EXERCISE>
Every record below should be written out exactly; pictures stay out.
+++ ENTRIES SUPPLIED
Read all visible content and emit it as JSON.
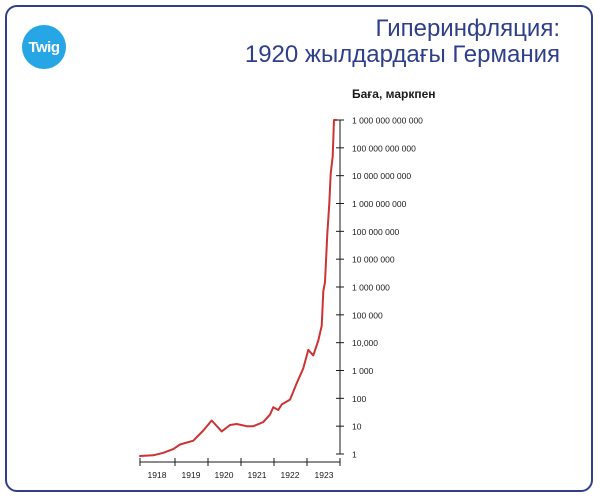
{
  "header": {
    "logo_text": "Twig",
    "title_line1": "Гиперинфляция:",
    "title_line2": "1920 жылдардағы Германия"
  },
  "colors": {
    "frame": "#2f3f8a",
    "title": "#2f3f8a",
    "logo_bg": "#27a6e6",
    "line": "#cc3333",
    "axis": "#1a1a1a"
  },
  "chart_data": {
    "type": "line",
    "title": "",
    "xlabel": "",
    "ylabel": "Баға, маркпен",
    "y_scale": "log",
    "ylim": [
      1,
      1000000000000
    ],
    "y_ticks": [
      {
        "value": 1,
        "label": "1"
      },
      {
        "value": 10,
        "label": "10"
      },
      {
        "value": 100,
        "label": "100"
      },
      {
        "value": 1000,
        "label": "1 000"
      },
      {
        "value": 10000,
        "label": "10,000"
      },
      {
        "value": 100000,
        "label": "100 000"
      },
      {
        "value": 1000000,
        "label": "1 000 000"
      },
      {
        "value": 10000000,
        "label": "10 000 000"
      },
      {
        "value": 100000000,
        "label": "100 000 000"
      },
      {
        "value": 1000000000,
        "label": "1 000 000 000"
      },
      {
        "value": 10000000000,
        "label": "10 000 000 000"
      },
      {
        "value": 100000000000,
        "label": "100 000 000 000"
      },
      {
        "value": 1000000000000,
        "label": "1 000 000 000 000"
      }
    ],
    "x_ticks": [
      "1918",
      "1919",
      "1920",
      "1921",
      "1922",
      "1923"
    ],
    "xlim": [
      1917.6,
      1923.6
    ],
    "grid": false,
    "series": [
      {
        "color": "#cc3333",
        "points": [
          {
            "x": 1917.6,
            "y": 0.85
          },
          {
            "x": 1918.0,
            "y": 0.9
          },
          {
            "x": 1918.3,
            "y": 1.1
          },
          {
            "x": 1918.6,
            "y": 1.5
          },
          {
            "x": 1918.8,
            "y": 2.2
          },
          {
            "x": 1919.2,
            "y": 3
          },
          {
            "x": 1919.5,
            "y": 7
          },
          {
            "x": 1919.75,
            "y": 16
          },
          {
            "x": 1920.05,
            "y": 6.5
          },
          {
            "x": 1920.3,
            "y": 11
          },
          {
            "x": 1920.5,
            "y": 12
          },
          {
            "x": 1920.8,
            "y": 10
          },
          {
            "x": 1921.0,
            "y": 10
          },
          {
            "x": 1921.3,
            "y": 14
          },
          {
            "x": 1921.5,
            "y": 26
          },
          {
            "x": 1921.6,
            "y": 48
          },
          {
            "x": 1921.75,
            "y": 38
          },
          {
            "x": 1921.85,
            "y": 60
          },
          {
            "x": 1922.1,
            "y": 90
          },
          {
            "x": 1922.3,
            "y": 350
          },
          {
            "x": 1922.5,
            "y": 1200
          },
          {
            "x": 1922.65,
            "y": 5500
          },
          {
            "x": 1922.8,
            "y": 3500
          },
          {
            "x": 1922.95,
            "y": 12000
          },
          {
            "x": 1923.05,
            "y": 40000
          },
          {
            "x": 1923.1,
            "y": 700000
          },
          {
            "x": 1923.15,
            "y": 1500000
          },
          {
            "x": 1923.22,
            "y": 80000000
          },
          {
            "x": 1923.28,
            "y": 1000000000
          },
          {
            "x": 1923.32,
            "y": 12000000000
          },
          {
            "x": 1923.38,
            "y": 50000000000
          },
          {
            "x": 1923.42,
            "y": 1000000000000
          },
          {
            "x": 1923.5,
            "y": 1000000000000
          }
        ]
      }
    ]
  }
}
++++++
TASK RESPONSE>
Read all visible content and emit it as JSON.
{
  "header": {
    "logo_text": "Twig",
    "title_line1": "Гиперинфляция:",
    "title_line2": "1920 жылдардағы Германия"
  },
  "colors": {
    "frame": "#2f3f8a",
    "title": "#2f3f8a",
    "logo_bg": "#27a6e6",
    "line": "#cc3333",
    "axis": "#1a1a1a"
  },
  "chart_data": {
    "type": "line",
    "title": "",
    "xlabel": "",
    "ylabel": "Баға, маркпен",
    "y_scale": "log",
    "ylim": [
      1,
      1000000000000
    ],
    "y_ticks": [
      {
        "value": 1,
        "label": "1"
      },
      {
        "value": 10,
        "label": "10"
      },
      {
        "value": 100,
        "label": "100"
      },
      {
        "value": 1000,
        "label": "1 000"
      },
      {
        "value": 10000,
        "label": "10,000"
      },
      {
        "value": 100000,
        "label": "100 000"
      },
      {
        "value": 1000000,
        "label": "1 000 000"
      },
      {
        "value": 10000000,
        "label": "10 000 000"
      },
      {
        "value": 100000000,
        "label": "100 000 000"
      },
      {
        "value": 1000000000,
        "label": "1 000 000 000"
      },
      {
        "value": 10000000000,
        "label": "10 000 000 000"
      },
      {
        "value": 100000000000,
        "label": "100 000 000 000"
      },
      {
        "value": 1000000000000,
        "label": "1 000 000 000 000"
      }
    ],
    "x_ticks": [
      "1918",
      "1919",
      "1920",
      "1921",
      "1922",
      "1923"
    ],
    "xlim": [
      1917.6,
      1923.6
    ],
    "grid": false,
    "series": [
      {
        "color": "#cc3333",
        "points": [
          {
            "x": 1917.6,
            "y": 0.85
          },
          {
            "x": 1918.0,
            "y": 0.9
          },
          {
            "x": 1918.3,
            "y": 1.1
          },
          {
            "x": 1918.6,
            "y": 1.5
          },
          {
            "x": 1918.8,
            "y": 2.2
          },
          {
            "x": 1919.2,
            "y": 3
          },
          {
            "x": 1919.5,
            "y": 7
          },
          {
            "x": 1919.75,
            "y": 16
          },
          {
            "x": 1920.05,
            "y": 6.5
          },
          {
            "x": 1920.3,
            "y": 11
          },
          {
            "x": 1920.5,
            "y": 12
          },
          {
            "x": 1920.8,
            "y": 10
          },
          {
            "x": 1921.0,
            "y": 10
          },
          {
            "x": 1921.3,
            "y": 14
          },
          {
            "x": 1921.5,
            "y": 26
          },
          {
            "x": 1921.6,
            "y": 48
          },
          {
            "x": 1921.75,
            "y": 38
          },
          {
            "x": 1921.85,
            "y": 60
          },
          {
            "x": 1922.1,
            "y": 90
          },
          {
            "x": 1922.3,
            "y": 350
          },
          {
            "x": 1922.5,
            "y": 1200
          },
          {
            "x": 1922.65,
            "y": 5500
          },
          {
            "x": 1922.8,
            "y": 3500
          },
          {
            "x": 1922.95,
            "y": 12000
          },
          {
            "x": 1923.05,
            "y": 40000
          },
          {
            "x": 1923.1,
            "y": 700000
          },
          {
            "x": 1923.15,
            "y": 1500000
          },
          {
            "x": 1923.22,
            "y": 80000000
          },
          {
            "x": 1923.28,
            "y": 1000000000
          },
          {
            "x": 1923.32,
            "y": 12000000000
          },
          {
            "x": 1923.38,
            "y": 50000000000
          },
          {
            "x": 1923.42,
            "y": 1000000000000
          },
          {
            "x": 1923.5,
            "y": 1000000000000
          }
        ]
      }
    ]
  }
}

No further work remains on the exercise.